— Start MATERIAL FOR THIS TASK —
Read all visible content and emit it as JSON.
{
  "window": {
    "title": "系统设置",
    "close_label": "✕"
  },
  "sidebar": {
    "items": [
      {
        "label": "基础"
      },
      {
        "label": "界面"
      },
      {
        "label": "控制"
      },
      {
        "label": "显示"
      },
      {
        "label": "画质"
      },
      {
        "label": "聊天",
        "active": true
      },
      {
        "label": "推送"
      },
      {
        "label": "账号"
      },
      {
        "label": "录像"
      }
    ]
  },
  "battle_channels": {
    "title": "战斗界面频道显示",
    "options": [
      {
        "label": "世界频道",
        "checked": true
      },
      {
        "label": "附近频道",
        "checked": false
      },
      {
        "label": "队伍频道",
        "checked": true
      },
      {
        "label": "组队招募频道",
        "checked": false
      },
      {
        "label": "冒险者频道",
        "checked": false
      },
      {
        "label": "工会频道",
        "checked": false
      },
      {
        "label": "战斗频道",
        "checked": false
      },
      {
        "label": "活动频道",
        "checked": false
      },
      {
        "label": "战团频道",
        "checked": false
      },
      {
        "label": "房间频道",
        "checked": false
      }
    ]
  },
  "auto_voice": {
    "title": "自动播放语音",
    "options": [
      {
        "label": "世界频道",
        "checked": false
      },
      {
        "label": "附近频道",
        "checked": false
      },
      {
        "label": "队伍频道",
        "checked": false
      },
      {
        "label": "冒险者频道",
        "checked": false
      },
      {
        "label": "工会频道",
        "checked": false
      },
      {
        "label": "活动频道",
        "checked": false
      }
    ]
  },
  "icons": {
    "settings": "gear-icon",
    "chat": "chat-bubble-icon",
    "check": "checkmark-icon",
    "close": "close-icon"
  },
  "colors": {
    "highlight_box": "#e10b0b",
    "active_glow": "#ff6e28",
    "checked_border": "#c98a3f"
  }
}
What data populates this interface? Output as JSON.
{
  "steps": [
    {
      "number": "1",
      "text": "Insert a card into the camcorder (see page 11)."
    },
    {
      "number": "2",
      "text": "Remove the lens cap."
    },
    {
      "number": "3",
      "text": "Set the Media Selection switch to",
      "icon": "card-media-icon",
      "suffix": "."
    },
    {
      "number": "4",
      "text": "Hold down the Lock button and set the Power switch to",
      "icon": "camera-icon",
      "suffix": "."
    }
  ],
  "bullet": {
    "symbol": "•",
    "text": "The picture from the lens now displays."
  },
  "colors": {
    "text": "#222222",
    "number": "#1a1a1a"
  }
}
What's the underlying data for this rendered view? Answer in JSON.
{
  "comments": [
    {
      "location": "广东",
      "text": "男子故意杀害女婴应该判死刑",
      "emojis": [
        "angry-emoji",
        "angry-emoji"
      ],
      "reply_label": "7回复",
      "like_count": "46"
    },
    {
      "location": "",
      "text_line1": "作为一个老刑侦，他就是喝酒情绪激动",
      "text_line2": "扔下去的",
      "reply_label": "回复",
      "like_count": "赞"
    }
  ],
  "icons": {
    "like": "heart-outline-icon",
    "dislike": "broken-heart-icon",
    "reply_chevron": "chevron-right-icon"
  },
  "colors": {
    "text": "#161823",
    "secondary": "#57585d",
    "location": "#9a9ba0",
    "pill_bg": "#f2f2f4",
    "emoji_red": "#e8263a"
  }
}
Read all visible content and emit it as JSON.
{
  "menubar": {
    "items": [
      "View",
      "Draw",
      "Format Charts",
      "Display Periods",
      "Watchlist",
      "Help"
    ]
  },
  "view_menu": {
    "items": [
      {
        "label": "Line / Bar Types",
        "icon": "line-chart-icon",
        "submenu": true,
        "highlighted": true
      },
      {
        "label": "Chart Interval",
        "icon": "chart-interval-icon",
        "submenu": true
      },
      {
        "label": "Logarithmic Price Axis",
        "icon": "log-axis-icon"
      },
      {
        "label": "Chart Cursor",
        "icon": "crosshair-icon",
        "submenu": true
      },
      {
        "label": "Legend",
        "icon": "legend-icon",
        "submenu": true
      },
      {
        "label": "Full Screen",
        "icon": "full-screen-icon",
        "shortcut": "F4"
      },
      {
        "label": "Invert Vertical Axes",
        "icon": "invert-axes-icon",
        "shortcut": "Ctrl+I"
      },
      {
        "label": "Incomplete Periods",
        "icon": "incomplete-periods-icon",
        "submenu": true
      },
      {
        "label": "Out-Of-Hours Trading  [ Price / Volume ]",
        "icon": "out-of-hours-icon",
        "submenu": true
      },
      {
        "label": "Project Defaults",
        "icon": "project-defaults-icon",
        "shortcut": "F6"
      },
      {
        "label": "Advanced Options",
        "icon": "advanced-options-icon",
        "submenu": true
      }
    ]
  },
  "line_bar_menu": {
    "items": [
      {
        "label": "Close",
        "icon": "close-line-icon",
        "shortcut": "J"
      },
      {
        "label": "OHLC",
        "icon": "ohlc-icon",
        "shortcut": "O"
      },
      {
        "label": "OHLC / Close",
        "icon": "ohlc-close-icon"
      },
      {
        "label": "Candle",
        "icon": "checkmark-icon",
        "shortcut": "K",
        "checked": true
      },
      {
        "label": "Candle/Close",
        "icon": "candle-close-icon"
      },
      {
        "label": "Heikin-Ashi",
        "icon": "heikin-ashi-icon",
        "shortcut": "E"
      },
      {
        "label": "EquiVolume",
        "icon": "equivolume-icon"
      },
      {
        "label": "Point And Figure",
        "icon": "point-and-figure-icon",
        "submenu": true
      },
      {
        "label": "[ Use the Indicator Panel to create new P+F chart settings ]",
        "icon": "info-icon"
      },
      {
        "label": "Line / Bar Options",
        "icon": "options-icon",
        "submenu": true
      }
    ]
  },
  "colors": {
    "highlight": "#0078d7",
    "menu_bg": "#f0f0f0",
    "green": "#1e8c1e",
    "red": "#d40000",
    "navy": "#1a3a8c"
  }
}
— End MATERIAL FOR THIS TASK —
◆ JOB: All of the data must be returned exactly.

◆ ANSWER TO THIS TASK:
Read all visible content and emit it as JSON.
{
  "window": {
    "title": "系统设置",
    "close_label": "✕"
  },
  "sidebar": {
    "items": [
      {
        "label": "基础"
      },
      {
        "label": "界面"
      },
      {
        "label": "控制"
      },
      {
        "label": "显示"
      },
      {
        "label": "画质"
      },
      {
        "label": "聊天",
        "active": true
      },
      {
        "label": "推送"
      },
      {
        "label": "账号"
      },
      {
        "label": "录像"
      }
    ]
  },
  "battle_channels": {
    "title": "战斗界面频道显示",
    "options": [
      {
        "label": "世界频道",
        "checked": true
      },
      {
        "label": "附近频道",
        "checked": false
      },
      {
        "label": "队伍频道",
        "checked": true
      },
      {
        "label": "组队招募频道",
        "checked": false
      },
      {
        "label": "冒险者频道",
        "checked": false
      },
      {
        "label": "工会频道",
        "checked": false
      },
      {
        "label": "战斗频道",
        "checked": false
      },
      {
        "label": "活动频道",
        "checked": false
      },
      {
        "label": "战团频道",
        "checked": false
      },
      {
        "label": "房间频道",
        "checked": false
      }
    ]
  },
  "auto_voice": {
    "title": "自动播放语音",
    "options": [
      {
        "label": "世界频道",
        "checked": false
      },
      {
        "label": "附近频道",
        "checked": false
      },
      {
        "label": "队伍频道",
        "checked": false
      },
      {
        "label": "冒险者频道",
        "checked": false
      },
      {
        "label": "工会频道",
        "checked": false
      },
      {
        "label": "活动频道",
        "checked": false
      }
    ]
  },
  "icons": {
    "settings": "gear-icon",
    "chat": "chat-bubble-icon",
    "check": "checkmark-icon",
    "close": "close-icon"
  },
  "colors": {
    "highlight_box": "#e10b0b",
    "active_glow": "#ff6e28",
    "checked_border": "#c98a3f"
  }
}
What data populates this interface? Output as JSON.
{
  "steps": [
    {
      "number": "1",
      "text": "Insert a card into the camcorder (see page 11)."
    },
    {
      "number": "2",
      "text": "Remove the lens cap."
    },
    {
      "number": "3",
      "text": "Set the Media Selection switch to",
      "icon": "card-media-icon",
      "suffix": "."
    },
    {
      "number": "4",
      "text": "Hold down the Lock button and set the Power switch to",
      "icon": "camera-icon",
      "suffix": "."
    }
  ],
  "bullet": {
    "symbol": "•",
    "text": "The picture from the lens now displays."
  },
  "colors": {
    "text": "#222222",
    "number": "#1a1a1a"
  }
}
What's the underlying data for this rendered view? Answer in JSON.
{
  "comments": [
    {
      "location": "广东",
      "text": "男子故意杀害女婴应该判死刑",
      "emojis": [
        "angry-emoji",
        "angry-emoji"
      ],
      "reply_label": "7回复",
      "like_count": "46"
    },
    {
      "location": "",
      "text_line1": "作为一个老刑侦，他就是喝酒情绪激动",
      "text_line2": "扔下去的",
      "reply_label": "回复",
      "like_count": "赞"
    }
  ],
  "icons": {
    "like": "heart-outline-icon",
    "dislike": "broken-heart-icon",
    "reply_chevron": "chevron-right-icon"
  },
  "colors": {
    "text": "#161823",
    "secondary": "#57585d",
    "location": "#9a9ba0",
    "pill_bg": "#f2f2f4",
    "emoji_red": "#e8263a"
  }
}
Read all visible content and emit it as JSON.
{
  "menubar": {
    "items": [
      "View",
      "Draw",
      "Format Charts",
      "Display Periods",
      "Watchlist",
      "Help"
    ]
  },
  "view_menu": {
    "items": [
      {
        "label": "Line / Bar Types",
        "icon": "line-chart-icon",
        "submenu": true,
        "highlighted": true
      },
      {
        "label": "Chart Interval",
        "icon": "chart-interval-icon",
        "submenu": true
      },
      {
        "label": "Logarithmic Price Axis",
        "icon": "log-axis-icon"
      },
      {
        "label": "Chart Cursor",
        "icon": "crosshair-icon",
        "submenu": true
      },
      {
        "label": "Legend",
        "icon": "legend-icon",
        "submenu": true
      },
      {
        "label": "Full Screen",
        "icon": "full-screen-icon",
        "shortcut": "F4"
      },
      {
        "label": "Invert Vertical Axes",
        "icon": "invert-axes-icon",
        "shortcut": "Ctrl+I"
      },
      {
        "label": "Incomplete Periods",
        "icon": "incomplete-periods-icon",
        "submenu": true
      },
      {
        "label": "Out-Of-Hours Trading  [ Price / Volume ]",
        "icon": "out-of-hours-icon",
        "submenu": true
      },
      {
        "label": "Project Defaults",
        "icon": "project-defaults-icon",
        "shortcut": "F6"
      },
      {
        "label": "Advanced Options",
        "icon": "advanced-options-icon",
        "submenu": true
      }
    ]
  },
  "line_bar_menu": {
    "items": [
      {
        "label": "Close",
        "icon": "close-line-icon",
        "shortcut": "J"
      },
      {
        "label": "OHLC",
        "icon": "ohlc-icon",
        "shortcut": "O"
      },
      {
        "label": "OHLC / Close",
        "icon": "ohlc-close-icon"
      },
      {
        "label": "Candle",
        "icon": "checkmark-icon",
        "shortcut": "K",
        "checked": true
      },
      {
        "label": "Candle/Close",
        "icon": "candle-close-icon"
      },
      {
        "label": "Heikin-Ashi",
        "icon": "heikin-ashi-icon",
        "shortcut": "E"
      },
      {
        "label": "EquiVolume",
        "icon": "equivolume-icon"
      },
      {
        "label": "Point And Figure",
        "icon": "point-and-figure-icon",
        "submenu": true
      },
      {
        "label": "[ Use the Indicator Panel to create new P+F chart settings ]",
        "icon": "info-icon"
      },
      {
        "label": "Line / Bar Options",
        "icon": "options-icon",
        "submenu": true
      }
    ]
  },
  "colors": {
    "highlight": "#0078d7",
    "menu_bg": "#f0f0f0",
    "green": "#1e8c1e",
    "red": "#d40000",
    "navy": "#1a3a8c"
  }
}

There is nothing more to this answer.